Copy out the whole listing exactly as written, leaving the pictures behind.

Dataset records
════

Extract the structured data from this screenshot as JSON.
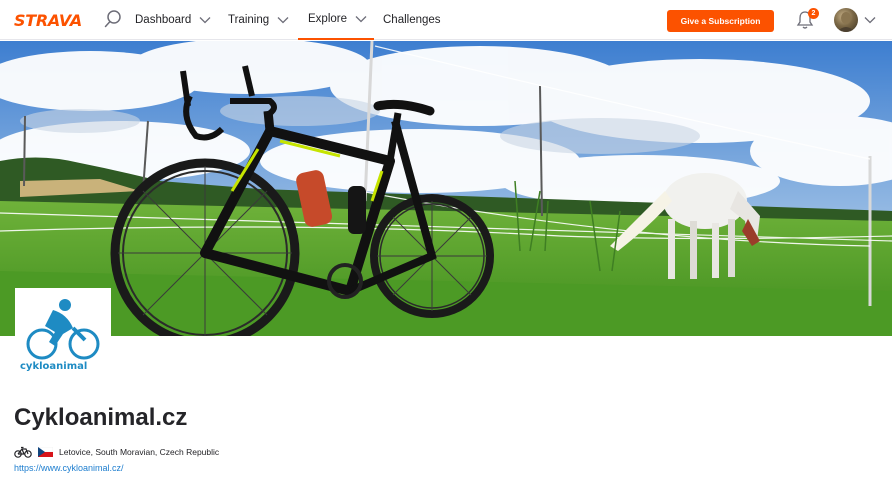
{
  "nav": {
    "logo": "STRAVA",
    "items": [
      {
        "label": "Dashboard",
        "has_dropdown": true,
        "active": false
      },
      {
        "label": "Training",
        "has_dropdown": true,
        "active": false
      },
      {
        "label": "Explore",
        "has_dropdown": true,
        "active": true
      },
      {
        "label": "Challenges",
        "has_dropdown": false,
        "active": false
      }
    ],
    "subscription_button": "Give a Subscription",
    "notification_count": "2"
  },
  "club": {
    "logo_text": "cykloanimal",
    "name": "Cykloanimal.cz",
    "sport_icon": "bicycle-icon",
    "country_flag": "czech-flag-icon",
    "location": "Letovice, South Moravian, Czech Republic",
    "website": "https://www.cykloanimal.cz/"
  },
  "colors": {
    "brand": "#fc5200",
    "link": "#1e7ecf",
    "club_logo_blue": "#1e8bc3"
  }
}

════

[Full response]
Extract the structured data from this screenshot as JSON.
{
  "nav": {
    "logo": "STRAVA",
    "items": [
      {
        "label": "Dashboard",
        "has_dropdown": true,
        "active": false
      },
      {
        "label": "Training",
        "has_dropdown": true,
        "active": false
      },
      {
        "label": "Explore",
        "has_dropdown": true,
        "active": true
      },
      {
        "label": "Challenges",
        "has_dropdown": false,
        "active": false
      }
    ],
    "subscription_button": "Give a Subscription",
    "notification_count": "2"
  },
  "club": {
    "logo_text": "cykloanimal",
    "name": "Cykloanimal.cz",
    "sport_icon": "bicycle-icon",
    "country_flag": "czech-flag-icon",
    "location": "Letovice, South Moravian, Czech Republic",
    "website": "https://www.cykloanimal.cz/"
  },
  "colors": {
    "brand": "#fc5200",
    "link": "#1e7ecf",
    "club_logo_blue": "#1e8bc3"
  }
}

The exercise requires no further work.